--- DATASET RECORDS ---

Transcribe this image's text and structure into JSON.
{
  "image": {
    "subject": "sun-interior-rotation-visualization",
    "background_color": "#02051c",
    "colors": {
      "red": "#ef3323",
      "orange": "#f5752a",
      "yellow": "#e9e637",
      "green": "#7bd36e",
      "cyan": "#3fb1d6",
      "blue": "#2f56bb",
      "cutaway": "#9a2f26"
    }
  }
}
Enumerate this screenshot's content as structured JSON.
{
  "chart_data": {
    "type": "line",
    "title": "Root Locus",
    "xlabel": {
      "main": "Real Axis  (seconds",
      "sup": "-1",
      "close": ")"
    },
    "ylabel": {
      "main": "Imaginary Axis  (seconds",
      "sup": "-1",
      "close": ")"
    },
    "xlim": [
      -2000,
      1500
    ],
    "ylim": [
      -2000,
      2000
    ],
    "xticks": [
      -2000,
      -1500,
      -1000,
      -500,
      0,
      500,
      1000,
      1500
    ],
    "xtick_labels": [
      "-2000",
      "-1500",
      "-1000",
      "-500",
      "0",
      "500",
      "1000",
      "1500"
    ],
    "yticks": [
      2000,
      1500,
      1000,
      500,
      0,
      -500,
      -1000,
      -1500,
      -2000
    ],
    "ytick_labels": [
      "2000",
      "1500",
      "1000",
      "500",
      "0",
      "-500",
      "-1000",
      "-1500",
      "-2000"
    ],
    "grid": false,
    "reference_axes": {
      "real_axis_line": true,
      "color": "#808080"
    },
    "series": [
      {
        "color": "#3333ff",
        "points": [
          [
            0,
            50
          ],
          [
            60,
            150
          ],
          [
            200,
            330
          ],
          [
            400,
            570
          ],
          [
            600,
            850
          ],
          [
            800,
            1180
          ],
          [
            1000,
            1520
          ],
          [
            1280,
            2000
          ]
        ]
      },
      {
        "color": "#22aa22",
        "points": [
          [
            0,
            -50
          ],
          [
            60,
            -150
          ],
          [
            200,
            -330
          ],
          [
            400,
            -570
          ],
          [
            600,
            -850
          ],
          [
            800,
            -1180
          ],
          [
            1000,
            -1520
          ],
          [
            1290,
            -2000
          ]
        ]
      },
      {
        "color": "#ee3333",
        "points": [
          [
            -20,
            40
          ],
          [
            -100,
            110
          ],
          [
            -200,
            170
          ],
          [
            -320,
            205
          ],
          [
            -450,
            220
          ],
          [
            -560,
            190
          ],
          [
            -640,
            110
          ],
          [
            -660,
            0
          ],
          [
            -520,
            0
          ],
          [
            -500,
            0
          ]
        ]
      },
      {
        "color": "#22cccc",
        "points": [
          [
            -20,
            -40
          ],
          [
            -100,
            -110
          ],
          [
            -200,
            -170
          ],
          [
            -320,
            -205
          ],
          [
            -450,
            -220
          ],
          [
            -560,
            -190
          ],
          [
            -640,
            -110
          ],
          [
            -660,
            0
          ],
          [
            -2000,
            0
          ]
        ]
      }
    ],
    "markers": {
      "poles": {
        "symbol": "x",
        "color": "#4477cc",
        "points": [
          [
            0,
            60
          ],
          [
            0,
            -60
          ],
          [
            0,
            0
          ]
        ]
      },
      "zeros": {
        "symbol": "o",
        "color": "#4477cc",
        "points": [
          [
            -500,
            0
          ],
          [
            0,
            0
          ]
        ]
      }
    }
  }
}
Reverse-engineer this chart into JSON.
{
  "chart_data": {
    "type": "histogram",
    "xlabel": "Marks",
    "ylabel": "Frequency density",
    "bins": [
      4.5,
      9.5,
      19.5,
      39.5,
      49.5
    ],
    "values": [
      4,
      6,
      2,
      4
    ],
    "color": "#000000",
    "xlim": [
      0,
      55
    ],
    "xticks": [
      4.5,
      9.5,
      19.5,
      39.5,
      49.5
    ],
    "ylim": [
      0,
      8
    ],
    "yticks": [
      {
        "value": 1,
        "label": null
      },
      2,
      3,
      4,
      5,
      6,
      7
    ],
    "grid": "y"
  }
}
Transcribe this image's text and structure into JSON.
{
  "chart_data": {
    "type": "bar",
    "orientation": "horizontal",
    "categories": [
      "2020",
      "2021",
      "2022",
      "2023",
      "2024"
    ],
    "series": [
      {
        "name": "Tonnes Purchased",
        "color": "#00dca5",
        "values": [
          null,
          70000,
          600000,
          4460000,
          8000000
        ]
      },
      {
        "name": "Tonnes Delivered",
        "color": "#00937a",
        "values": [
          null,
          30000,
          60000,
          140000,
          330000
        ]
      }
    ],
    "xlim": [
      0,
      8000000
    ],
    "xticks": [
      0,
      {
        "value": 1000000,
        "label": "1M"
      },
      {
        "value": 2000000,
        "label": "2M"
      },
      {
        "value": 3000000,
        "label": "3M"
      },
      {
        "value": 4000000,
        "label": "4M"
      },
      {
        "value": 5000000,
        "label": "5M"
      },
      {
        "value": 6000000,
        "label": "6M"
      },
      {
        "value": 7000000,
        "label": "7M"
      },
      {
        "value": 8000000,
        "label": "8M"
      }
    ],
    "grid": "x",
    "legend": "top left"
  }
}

---

[STATED TASK] Exact output of every entry is required.

[EXPECTED ANSWER]
Transcribe this image's text and structure into JSON.
{
  "image": {
    "subject": "sun-interior-rotation-visualization",
    "background_color": "#02051c",
    "colors": {
      "red": "#ef3323",
      "orange": "#f5752a",
      "yellow": "#e9e637",
      "green": "#7bd36e",
      "cyan": "#3fb1d6",
      "blue": "#2f56bb",
      "cutaway": "#9a2f26"
    }
  }
}
Enumerate this screenshot's content as structured JSON.
{
  "chart_data": {
    "type": "line",
    "title": "Root Locus",
    "xlabel": {
      "main": "Real Axis  (seconds",
      "sup": "-1",
      "close": ")"
    },
    "ylabel": {
      "main": "Imaginary Axis  (seconds",
      "sup": "-1",
      "close": ")"
    },
    "xlim": [
      -2000,
      1500
    ],
    "ylim": [
      -2000,
      2000
    ],
    "xticks": [
      -2000,
      -1500,
      -1000,
      -500,
      0,
      500,
      1000,
      1500
    ],
    "xtick_labels": [
      "-2000",
      "-1500",
      "-1000",
      "-500",
      "0",
      "500",
      "1000",
      "1500"
    ],
    "yticks": [
      2000,
      1500,
      1000,
      500,
      0,
      -500,
      -1000,
      -1500,
      -2000
    ],
    "ytick_labels": [
      "2000",
      "1500",
      "1000",
      "500",
      "0",
      "-500",
      "-1000",
      "-1500",
      "-2000"
    ],
    "grid": false,
    "reference_axes": {
      "real_axis_line": true,
      "color": "#808080"
    },
    "series": [
      {
        "color": "#3333ff",
        "points": [
          [
            0,
            50
          ],
          [
            60,
            150
          ],
          [
            200,
            330
          ],
          [
            400,
            570
          ],
          [
            600,
            850
          ],
          [
            800,
            1180
          ],
          [
            1000,
            1520
          ],
          [
            1280,
            2000
          ]
        ]
      },
      {
        "color": "#22aa22",
        "points": [
          [
            0,
            -50
          ],
          [
            60,
            -150
          ],
          [
            200,
            -330
          ],
          [
            400,
            -570
          ],
          [
            600,
            -850
          ],
          [
            800,
            -1180
          ],
          [
            1000,
            -1520
          ],
          [
            1290,
            -2000
          ]
        ]
      },
      {
        "color": "#ee3333",
        "points": [
          [
            -20,
            40
          ],
          [
            -100,
            110
          ],
          [
            -200,
            170
          ],
          [
            -320,
            205
          ],
          [
            -450,
            220
          ],
          [
            -560,
            190
          ],
          [
            -640,
            110
          ],
          [
            -660,
            0
          ],
          [
            -520,
            0
          ],
          [
            -500,
            0
          ]
        ]
      },
      {
        "color": "#22cccc",
        "points": [
          [
            -20,
            -40
          ],
          [
            -100,
            -110
          ],
          [
            -200,
            -170
          ],
          [
            -320,
            -205
          ],
          [
            -450,
            -220
          ],
          [
            -560,
            -190
          ],
          [
            -640,
            -110
          ],
          [
            -660,
            0
          ],
          [
            -2000,
            0
          ]
        ]
      }
    ],
    "markers": {
      "poles": {
        "symbol": "x",
        "color": "#4477cc",
        "points": [
          [
            0,
            60
          ],
          [
            0,
            -60
          ],
          [
            0,
            0
          ]
        ]
      },
      "zeros": {
        "symbol": "o",
        "color": "#4477cc",
        "points": [
          [
            -500,
            0
          ],
          [
            0,
            0
          ]
        ]
      }
    }
  }
}
Reverse-engineer this chart into JSON.
{
  "chart_data": {
    "type": "histogram",
    "xlabel": "Marks",
    "ylabel": "Frequency density",
    "bins": [
      4.5,
      9.5,
      19.5,
      39.5,
      49.5
    ],
    "values": [
      4,
      6,
      2,
      4
    ],
    "color": "#000000",
    "xlim": [
      0,
      55
    ],
    "xticks": [
      4.5,
      9.5,
      19.5,
      39.5,
      49.5
    ],
    "ylim": [
      0,
      8
    ],
    "yticks": [
      {
        "value": 1,
        "label": null
      },
      2,
      3,
      4,
      5,
      6,
      7
    ],
    "grid": "y"
  }
}
Transcribe this image's text and structure into JSON.
{
  "chart_data": {
    "type": "bar",
    "orientation": "horizontal",
    "categories": [
      "2020",
      "2021",
      "2022",
      "2023",
      "2024"
    ],
    "series": [
      {
        "name": "Tonnes Purchased",
        "color": "#00dca5",
        "values": [
          null,
          70000,
          600000,
          4460000,
          8000000
        ]
      },
      {
        "name": "Tonnes Delivered",
        "color": "#00937a",
        "values": [
          null,
          30000,
          60000,
          140000,
          330000
        ]
      }
    ],
    "xlim": [
      0,
      8000000
    ],
    "xticks": [
      0,
      {
        "value": 1000000,
        "label": "1M"
      },
      {
        "value": 2000000,
        "label": "2M"
      },
      {
        "value": 3000000,
        "label": "3M"
      },
      {
        "value": 4000000,
        "label": "4M"
      },
      {
        "value": 5000000,
        "label": "5M"
      },
      {
        "value": 6000000,
        "label": "6M"
      },
      {
        "value": 7000000,
        "label": "7M"
      },
      {
        "value": 8000000,
        "label": "8M"
      }
    ],
    "grid": "x",
    "legend": "top left"
  }
}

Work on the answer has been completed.